(Dataset records)
Begin

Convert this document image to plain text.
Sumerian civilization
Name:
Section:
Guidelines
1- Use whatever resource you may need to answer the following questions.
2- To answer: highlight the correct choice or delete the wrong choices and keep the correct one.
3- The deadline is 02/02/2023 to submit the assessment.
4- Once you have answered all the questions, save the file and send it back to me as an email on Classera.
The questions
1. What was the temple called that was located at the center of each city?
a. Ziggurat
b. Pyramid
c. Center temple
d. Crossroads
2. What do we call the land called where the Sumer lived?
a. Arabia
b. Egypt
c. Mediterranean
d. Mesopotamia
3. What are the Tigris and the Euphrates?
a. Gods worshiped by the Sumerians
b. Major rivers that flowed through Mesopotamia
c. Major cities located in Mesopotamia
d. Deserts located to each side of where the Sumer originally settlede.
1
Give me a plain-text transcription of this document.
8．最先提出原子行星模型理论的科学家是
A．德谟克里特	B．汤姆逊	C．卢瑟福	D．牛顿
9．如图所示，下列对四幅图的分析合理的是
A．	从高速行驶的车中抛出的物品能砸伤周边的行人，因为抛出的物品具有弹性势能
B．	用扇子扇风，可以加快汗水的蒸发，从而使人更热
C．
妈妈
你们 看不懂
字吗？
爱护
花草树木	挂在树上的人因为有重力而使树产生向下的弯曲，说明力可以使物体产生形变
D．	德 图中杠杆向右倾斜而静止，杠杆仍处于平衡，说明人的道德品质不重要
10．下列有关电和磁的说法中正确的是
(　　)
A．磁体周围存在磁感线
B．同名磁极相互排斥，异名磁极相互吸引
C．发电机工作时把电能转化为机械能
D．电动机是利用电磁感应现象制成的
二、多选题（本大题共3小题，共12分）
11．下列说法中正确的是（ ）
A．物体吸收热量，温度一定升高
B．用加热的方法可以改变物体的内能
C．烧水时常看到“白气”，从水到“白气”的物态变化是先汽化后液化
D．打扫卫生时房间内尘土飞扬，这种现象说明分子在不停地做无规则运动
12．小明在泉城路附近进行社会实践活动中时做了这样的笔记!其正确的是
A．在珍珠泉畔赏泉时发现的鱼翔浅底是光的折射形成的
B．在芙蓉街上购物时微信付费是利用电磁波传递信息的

End

Set exercise: Reproduce the data in its entirety, matching each character.

Final answer:
Convert this document image to plain text.
Sumerian civilization
Name:
Section:
Guidelines
1- Use whatever resource you may need to answer the following questions.
2- To answer: highlight the correct choice or delete the wrong choices and keep the correct one.
3- The deadline is 02/02/2023 to submit the assessment.
4- Once you have answered all the questions, save the file and send it back to me as an email on Classera.
The questions
1. What was the temple called that was located at the center of each city?
a. Ziggurat
b. Pyramid
c. Center temple
d. Crossroads
2. What do we call the land called where the Sumer lived?
a. Arabia
b. Egypt
c. Mediterranean
d. Mesopotamia
3. What are the Tigris and the Euphrates?
a. Gods worshiped by the Sumerians
b. Major rivers that flowed through Mesopotamia
c. Major cities located in Mesopotamia
d. Deserts located to each side of where the Sumer originally settlede.
1
Give me a plain-text transcription of this document.
8．最先提出原子行星模型理论的科学家是
A．德谟克里特	B．汤姆逊	C．卢瑟福	D．牛顿
9．如图所示，下列对四幅图的分析合理的是
A．	从高速行驶的车中抛出的物品能砸伤周边的行人，因为抛出的物品具有弹性势能
B．	用扇子扇风，可以加快汗水的蒸发，从而使人更热
C．
妈妈
你们 看不懂
字吗？
爱护
花草树木	挂在树上的人因为有重力而使树产生向下的弯曲，说明力可以使物体产生形变
D．	德 图中杠杆向右倾斜而静止，杠杆仍处于平衡，说明人的道德品质不重要
10．下列有关电和磁的说法中正确的是
(　　)
A．磁体周围存在磁感线
B．同名磁极相互排斥，异名磁极相互吸引
C．发电机工作时把电能转化为机械能
D．电动机是利用电磁感应现象制成的
二、多选题（本大题共3小题，共12分）
11．下列说法中正确的是（ ）
A．物体吸收热量，温度一定升高
B．用加热的方法可以改变物体的内能
C．烧水时常看到“白气”，从水到“白气”的物态变化是先汽化后液化
D．打扫卫生时房间内尘土飞扬，这种现象说明分子在不停地做无规则运动
12．小明在泉城路附近进行社会实践活动中时做了这样的笔记!其正确的是
A．在珍珠泉畔赏泉时发现的鱼翔浅底是光的折射形成的
B．在芙蓉街上购物时微信付费是利用电磁波传递信息的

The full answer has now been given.